▶ WHAT YOU NEED TO DO:
Look through the listing and locate every line containing the word "ident"; copy those lines.

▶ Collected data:
>>>

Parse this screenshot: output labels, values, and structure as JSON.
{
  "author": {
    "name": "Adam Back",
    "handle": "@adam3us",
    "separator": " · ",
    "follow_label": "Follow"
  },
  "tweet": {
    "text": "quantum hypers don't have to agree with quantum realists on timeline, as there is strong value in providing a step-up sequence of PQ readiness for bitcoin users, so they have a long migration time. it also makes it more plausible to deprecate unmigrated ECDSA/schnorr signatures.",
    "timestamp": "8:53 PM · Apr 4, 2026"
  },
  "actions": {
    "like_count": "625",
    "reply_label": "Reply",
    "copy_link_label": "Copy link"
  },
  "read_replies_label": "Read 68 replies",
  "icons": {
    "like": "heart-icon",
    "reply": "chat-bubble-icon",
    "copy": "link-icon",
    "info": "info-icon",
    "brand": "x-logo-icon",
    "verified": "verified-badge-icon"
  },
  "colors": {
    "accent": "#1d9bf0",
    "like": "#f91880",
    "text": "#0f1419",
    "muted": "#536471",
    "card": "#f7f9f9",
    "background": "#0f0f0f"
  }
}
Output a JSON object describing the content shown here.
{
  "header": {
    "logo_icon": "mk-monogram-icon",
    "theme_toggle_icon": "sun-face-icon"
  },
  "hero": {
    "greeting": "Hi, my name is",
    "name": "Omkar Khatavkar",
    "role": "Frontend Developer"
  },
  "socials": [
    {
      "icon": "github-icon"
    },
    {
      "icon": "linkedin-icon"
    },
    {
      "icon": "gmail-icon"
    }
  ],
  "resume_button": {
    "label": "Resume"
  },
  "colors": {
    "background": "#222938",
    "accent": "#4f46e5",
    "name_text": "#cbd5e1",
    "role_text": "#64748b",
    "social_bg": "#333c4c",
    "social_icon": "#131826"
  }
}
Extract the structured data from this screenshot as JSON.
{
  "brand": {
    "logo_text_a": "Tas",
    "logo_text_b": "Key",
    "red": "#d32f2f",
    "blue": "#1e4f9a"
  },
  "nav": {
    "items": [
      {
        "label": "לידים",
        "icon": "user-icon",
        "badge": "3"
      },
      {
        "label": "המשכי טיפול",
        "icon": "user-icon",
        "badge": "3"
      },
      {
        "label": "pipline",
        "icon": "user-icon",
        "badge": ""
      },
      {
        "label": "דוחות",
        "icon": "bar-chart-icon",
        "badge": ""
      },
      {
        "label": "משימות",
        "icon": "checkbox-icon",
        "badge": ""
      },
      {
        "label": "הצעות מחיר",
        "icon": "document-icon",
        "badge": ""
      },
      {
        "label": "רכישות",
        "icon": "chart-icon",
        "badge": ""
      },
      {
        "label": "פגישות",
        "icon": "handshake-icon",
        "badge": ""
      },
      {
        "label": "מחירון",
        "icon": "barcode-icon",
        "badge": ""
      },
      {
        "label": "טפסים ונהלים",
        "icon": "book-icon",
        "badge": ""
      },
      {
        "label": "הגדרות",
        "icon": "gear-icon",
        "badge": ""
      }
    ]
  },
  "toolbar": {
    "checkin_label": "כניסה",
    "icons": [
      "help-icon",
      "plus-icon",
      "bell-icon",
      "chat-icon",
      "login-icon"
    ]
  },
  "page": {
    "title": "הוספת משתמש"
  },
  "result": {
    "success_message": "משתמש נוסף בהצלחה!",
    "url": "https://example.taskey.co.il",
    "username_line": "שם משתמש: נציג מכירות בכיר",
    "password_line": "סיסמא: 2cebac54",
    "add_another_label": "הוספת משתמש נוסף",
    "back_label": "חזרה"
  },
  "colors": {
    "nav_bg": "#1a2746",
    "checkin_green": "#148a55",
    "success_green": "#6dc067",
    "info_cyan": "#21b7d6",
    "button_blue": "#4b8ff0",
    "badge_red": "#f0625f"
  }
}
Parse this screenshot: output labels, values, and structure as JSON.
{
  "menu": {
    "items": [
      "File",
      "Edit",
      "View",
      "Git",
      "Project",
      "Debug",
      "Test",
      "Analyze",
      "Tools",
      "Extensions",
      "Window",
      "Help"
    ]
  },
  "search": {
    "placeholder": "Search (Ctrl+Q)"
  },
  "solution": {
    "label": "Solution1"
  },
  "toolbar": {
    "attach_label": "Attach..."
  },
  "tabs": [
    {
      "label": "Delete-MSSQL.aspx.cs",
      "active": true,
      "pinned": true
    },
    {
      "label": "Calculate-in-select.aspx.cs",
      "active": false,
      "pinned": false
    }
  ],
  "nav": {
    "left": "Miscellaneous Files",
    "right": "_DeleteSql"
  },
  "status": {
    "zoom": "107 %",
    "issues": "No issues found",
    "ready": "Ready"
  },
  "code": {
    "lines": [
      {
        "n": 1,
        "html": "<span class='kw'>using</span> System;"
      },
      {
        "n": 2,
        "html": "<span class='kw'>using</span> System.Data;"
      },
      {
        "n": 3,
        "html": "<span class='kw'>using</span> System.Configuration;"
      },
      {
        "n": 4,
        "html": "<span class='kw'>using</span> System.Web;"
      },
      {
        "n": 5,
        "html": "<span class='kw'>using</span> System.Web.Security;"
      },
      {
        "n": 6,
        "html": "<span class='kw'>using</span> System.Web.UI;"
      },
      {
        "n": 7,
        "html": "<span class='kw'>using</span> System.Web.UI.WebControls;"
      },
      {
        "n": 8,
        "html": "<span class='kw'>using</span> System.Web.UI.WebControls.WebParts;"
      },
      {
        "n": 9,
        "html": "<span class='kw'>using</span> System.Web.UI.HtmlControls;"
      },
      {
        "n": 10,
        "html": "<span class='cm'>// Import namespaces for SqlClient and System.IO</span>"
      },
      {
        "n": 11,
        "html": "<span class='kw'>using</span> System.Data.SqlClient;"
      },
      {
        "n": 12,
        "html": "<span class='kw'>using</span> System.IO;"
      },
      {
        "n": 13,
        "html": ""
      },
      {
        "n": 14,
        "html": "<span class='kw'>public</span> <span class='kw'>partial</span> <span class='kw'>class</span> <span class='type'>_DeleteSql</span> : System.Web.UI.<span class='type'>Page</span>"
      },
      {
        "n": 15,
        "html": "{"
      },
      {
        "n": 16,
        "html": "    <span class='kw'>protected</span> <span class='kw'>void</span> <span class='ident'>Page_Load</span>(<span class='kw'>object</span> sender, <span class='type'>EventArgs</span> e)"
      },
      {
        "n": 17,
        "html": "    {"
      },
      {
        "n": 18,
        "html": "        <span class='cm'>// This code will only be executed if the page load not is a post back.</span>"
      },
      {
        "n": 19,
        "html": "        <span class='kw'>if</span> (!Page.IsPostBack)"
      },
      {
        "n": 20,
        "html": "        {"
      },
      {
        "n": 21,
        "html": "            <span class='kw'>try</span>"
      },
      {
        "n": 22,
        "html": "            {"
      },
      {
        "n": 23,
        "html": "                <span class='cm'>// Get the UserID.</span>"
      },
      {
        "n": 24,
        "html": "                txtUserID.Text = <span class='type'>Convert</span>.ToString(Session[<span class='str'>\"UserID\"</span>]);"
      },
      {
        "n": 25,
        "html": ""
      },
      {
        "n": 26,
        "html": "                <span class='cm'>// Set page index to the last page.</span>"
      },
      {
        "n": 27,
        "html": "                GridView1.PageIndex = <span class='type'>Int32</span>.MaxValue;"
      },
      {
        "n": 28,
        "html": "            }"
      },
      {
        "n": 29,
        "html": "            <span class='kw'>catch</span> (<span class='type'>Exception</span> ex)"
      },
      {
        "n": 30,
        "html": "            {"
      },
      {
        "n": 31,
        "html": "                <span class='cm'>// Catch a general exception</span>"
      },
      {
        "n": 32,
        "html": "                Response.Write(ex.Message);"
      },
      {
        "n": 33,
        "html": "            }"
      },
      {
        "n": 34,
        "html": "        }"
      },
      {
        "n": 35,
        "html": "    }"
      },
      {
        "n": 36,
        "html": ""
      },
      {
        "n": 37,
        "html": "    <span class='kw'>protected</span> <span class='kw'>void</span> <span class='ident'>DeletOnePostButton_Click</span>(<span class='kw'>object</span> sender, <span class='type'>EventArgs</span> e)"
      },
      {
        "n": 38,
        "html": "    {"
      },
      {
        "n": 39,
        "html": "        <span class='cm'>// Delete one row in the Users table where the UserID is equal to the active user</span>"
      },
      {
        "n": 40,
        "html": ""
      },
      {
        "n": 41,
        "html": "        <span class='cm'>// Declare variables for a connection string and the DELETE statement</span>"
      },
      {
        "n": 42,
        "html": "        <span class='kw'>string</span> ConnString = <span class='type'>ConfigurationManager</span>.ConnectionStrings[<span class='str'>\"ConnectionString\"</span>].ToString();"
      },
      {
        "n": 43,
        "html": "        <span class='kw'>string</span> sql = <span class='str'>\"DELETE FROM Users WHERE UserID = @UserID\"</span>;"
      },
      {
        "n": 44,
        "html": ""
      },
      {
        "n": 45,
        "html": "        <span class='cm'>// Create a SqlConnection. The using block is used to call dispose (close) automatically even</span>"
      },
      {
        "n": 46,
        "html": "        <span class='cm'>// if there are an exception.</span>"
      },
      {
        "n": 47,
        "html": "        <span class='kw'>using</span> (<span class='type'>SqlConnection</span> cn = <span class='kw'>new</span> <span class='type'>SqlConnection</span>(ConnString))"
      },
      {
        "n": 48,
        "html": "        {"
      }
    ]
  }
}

<<<

▶ WRITTEN SOLUTION:
        "html": "    <span class='kw'>protected</span> <span class='kw'>void</span> <span class='ident'>Page_Load</span>(<span class='kw'>object</span> sender, <span class='type'>EventArgs</span> e)"
        "html": "    <span class='kw'>protected</span> <span class='kw'>void</span> <span class='ident'>DeletOnePostButton_Click</span>(<span class='kw'>object</span> sender, <span class='type'>EventArgs</span> e)"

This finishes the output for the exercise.